**Your instructions**
Extract all lines that hold the string "Hides".
-- start Data to use --
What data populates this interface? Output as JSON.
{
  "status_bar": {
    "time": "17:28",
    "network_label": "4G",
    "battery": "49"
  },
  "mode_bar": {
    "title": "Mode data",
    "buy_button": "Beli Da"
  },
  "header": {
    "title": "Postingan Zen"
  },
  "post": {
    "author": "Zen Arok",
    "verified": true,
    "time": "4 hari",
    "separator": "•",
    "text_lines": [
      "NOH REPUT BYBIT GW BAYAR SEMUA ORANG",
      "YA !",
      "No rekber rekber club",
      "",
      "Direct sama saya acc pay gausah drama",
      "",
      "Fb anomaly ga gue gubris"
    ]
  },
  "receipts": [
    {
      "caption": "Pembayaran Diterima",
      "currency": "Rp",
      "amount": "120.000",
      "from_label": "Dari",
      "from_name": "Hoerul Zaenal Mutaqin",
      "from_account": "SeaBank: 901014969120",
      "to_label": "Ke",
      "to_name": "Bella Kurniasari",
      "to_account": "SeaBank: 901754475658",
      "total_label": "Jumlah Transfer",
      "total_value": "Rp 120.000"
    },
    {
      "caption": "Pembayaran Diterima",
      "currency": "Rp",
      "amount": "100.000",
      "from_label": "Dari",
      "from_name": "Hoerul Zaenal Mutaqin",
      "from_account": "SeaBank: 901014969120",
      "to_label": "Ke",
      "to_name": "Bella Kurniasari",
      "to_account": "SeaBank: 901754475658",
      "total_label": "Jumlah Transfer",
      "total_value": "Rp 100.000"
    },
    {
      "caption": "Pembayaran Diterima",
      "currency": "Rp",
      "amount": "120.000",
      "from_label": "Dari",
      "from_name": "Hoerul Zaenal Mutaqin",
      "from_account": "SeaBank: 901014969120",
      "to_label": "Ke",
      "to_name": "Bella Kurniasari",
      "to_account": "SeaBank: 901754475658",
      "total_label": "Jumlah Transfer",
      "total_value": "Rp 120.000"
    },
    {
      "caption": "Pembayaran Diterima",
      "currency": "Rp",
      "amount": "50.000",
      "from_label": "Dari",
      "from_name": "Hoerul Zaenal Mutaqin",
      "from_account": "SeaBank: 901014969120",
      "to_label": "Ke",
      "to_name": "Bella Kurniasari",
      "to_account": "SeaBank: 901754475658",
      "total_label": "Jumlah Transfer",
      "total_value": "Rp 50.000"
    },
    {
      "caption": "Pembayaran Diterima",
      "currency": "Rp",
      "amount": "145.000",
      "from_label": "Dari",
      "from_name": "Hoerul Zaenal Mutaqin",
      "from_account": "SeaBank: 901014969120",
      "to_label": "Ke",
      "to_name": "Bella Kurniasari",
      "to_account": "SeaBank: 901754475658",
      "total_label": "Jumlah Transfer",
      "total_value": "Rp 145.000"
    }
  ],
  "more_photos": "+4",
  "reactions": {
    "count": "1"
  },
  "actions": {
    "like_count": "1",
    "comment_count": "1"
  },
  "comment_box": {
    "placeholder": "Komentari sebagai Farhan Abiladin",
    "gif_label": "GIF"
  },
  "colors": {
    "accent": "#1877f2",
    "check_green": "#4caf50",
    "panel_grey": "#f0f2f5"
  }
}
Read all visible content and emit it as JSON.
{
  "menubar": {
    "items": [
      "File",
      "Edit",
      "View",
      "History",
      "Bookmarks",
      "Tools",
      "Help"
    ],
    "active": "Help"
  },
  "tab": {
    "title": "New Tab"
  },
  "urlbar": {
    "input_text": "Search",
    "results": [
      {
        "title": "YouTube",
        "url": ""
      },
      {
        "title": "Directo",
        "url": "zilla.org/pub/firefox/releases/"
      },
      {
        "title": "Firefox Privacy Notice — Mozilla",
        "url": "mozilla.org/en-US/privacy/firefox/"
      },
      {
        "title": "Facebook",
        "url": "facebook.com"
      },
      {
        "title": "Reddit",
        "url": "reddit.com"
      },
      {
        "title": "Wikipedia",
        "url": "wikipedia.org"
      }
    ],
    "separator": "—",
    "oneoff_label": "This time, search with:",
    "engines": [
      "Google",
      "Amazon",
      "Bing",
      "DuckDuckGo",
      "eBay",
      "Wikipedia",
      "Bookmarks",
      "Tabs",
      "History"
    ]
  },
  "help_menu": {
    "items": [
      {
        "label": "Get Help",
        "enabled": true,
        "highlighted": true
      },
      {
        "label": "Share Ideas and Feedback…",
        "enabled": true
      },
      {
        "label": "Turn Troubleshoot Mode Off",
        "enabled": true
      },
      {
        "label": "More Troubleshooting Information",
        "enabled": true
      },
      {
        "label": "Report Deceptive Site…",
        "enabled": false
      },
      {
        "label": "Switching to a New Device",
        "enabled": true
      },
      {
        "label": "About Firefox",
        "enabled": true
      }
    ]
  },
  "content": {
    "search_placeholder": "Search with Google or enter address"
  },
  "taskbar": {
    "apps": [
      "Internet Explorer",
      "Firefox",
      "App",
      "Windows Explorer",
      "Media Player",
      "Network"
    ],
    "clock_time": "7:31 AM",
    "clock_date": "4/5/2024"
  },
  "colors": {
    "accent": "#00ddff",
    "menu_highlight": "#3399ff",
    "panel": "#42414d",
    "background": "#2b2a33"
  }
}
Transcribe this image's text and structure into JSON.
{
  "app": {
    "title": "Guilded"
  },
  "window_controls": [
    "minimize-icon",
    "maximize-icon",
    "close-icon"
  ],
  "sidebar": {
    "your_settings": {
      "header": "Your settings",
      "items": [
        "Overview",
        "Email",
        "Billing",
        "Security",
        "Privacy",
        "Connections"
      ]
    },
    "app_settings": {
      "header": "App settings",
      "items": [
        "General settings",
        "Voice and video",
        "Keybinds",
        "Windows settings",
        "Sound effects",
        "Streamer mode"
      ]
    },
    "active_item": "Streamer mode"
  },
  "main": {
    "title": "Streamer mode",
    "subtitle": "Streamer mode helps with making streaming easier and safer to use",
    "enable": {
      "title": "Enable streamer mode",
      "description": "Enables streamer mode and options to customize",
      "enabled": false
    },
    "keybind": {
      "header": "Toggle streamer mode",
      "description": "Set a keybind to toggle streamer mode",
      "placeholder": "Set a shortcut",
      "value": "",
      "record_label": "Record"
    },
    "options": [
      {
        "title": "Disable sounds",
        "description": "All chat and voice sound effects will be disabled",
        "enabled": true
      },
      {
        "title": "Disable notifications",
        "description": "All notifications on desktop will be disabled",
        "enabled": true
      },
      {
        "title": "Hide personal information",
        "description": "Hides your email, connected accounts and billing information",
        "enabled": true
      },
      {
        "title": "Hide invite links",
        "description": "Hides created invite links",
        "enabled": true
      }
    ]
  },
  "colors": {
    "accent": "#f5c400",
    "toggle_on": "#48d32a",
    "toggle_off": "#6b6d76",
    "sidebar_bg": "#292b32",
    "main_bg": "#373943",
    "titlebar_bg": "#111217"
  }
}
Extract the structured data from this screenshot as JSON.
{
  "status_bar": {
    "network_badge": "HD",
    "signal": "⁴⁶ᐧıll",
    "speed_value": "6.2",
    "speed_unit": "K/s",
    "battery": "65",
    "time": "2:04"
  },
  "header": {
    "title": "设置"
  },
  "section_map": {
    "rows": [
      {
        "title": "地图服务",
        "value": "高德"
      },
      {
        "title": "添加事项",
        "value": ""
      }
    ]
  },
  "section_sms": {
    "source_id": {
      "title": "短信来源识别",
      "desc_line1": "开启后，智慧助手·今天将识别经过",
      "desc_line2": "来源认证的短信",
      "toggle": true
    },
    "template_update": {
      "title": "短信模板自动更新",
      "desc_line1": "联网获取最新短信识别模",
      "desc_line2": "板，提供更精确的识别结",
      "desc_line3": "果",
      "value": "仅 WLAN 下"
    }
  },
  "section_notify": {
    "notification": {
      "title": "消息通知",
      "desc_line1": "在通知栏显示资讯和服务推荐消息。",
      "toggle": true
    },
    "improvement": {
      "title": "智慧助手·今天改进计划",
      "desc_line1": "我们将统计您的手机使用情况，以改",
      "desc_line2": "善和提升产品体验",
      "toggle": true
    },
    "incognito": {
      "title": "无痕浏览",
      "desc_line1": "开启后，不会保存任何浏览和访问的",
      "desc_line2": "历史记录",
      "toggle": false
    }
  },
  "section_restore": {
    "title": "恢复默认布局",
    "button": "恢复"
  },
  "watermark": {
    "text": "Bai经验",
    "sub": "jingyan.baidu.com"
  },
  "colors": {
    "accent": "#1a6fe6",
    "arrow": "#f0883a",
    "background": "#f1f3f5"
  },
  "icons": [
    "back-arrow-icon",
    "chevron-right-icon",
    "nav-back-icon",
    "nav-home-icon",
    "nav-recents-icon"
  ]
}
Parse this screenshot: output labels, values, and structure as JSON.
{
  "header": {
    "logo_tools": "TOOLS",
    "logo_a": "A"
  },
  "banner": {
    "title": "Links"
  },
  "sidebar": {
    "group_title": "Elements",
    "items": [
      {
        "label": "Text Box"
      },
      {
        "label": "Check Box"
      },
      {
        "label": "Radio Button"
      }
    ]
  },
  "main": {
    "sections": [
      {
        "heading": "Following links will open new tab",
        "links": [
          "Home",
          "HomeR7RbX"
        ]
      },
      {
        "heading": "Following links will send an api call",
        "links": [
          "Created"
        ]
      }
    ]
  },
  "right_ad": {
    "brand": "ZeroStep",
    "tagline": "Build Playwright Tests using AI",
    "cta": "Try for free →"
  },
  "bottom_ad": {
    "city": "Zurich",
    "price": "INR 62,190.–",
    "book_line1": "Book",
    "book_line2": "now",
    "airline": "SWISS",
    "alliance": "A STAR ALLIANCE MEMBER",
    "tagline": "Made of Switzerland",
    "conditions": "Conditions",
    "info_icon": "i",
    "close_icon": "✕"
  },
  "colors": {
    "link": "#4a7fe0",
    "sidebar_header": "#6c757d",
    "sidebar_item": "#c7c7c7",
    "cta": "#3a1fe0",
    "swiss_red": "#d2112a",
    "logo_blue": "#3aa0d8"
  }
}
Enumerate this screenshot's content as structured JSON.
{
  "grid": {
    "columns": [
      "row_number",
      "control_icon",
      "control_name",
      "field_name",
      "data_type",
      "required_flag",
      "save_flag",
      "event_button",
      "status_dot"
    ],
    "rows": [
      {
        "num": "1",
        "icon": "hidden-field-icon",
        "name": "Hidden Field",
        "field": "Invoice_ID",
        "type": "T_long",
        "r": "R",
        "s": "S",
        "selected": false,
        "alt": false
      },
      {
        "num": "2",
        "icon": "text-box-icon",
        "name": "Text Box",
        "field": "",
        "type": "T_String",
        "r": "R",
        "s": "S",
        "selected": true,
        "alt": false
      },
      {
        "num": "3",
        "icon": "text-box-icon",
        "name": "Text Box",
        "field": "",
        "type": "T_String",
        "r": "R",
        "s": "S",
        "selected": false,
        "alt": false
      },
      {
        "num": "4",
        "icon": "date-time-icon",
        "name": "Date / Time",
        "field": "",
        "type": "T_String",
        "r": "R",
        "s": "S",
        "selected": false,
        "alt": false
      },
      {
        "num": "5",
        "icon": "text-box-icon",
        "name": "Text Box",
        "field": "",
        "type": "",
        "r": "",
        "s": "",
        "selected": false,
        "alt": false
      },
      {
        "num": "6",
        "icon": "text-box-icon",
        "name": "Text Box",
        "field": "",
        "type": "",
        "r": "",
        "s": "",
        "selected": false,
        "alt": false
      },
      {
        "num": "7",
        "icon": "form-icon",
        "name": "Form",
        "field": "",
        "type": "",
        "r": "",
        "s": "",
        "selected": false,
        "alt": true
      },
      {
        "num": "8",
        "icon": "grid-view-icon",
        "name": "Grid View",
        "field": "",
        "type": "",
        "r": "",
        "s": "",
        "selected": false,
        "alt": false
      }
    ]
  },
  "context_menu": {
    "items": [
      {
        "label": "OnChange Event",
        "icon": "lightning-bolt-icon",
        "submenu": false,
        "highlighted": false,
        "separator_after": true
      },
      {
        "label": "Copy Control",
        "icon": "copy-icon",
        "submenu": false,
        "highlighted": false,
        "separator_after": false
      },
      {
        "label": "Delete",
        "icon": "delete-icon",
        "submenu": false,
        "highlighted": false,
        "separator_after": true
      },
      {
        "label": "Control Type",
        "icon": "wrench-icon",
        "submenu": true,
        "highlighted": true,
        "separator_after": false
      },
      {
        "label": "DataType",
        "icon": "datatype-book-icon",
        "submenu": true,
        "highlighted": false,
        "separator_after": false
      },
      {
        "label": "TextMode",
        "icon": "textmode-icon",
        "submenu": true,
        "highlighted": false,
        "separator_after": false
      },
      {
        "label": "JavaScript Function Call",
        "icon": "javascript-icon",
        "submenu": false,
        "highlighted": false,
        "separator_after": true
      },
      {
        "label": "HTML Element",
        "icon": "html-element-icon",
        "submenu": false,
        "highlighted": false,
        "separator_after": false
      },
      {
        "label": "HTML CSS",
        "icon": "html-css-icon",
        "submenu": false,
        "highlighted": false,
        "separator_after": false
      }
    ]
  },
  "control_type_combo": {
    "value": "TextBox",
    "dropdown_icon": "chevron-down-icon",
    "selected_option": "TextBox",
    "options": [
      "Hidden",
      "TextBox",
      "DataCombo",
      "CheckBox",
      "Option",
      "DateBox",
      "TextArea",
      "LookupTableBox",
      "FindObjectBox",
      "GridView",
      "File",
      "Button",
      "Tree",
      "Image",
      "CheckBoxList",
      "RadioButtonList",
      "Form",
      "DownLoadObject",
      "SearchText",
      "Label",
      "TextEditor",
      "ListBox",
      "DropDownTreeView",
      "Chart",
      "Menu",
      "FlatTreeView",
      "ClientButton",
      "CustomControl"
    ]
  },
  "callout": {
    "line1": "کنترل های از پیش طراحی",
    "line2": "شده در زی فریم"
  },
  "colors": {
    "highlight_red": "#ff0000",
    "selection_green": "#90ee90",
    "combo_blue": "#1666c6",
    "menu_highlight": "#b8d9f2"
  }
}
-- end Data to use --
**The output**
        "description": "Hides your email, connected accounts and billing information",
        "description": "Hides created invite links",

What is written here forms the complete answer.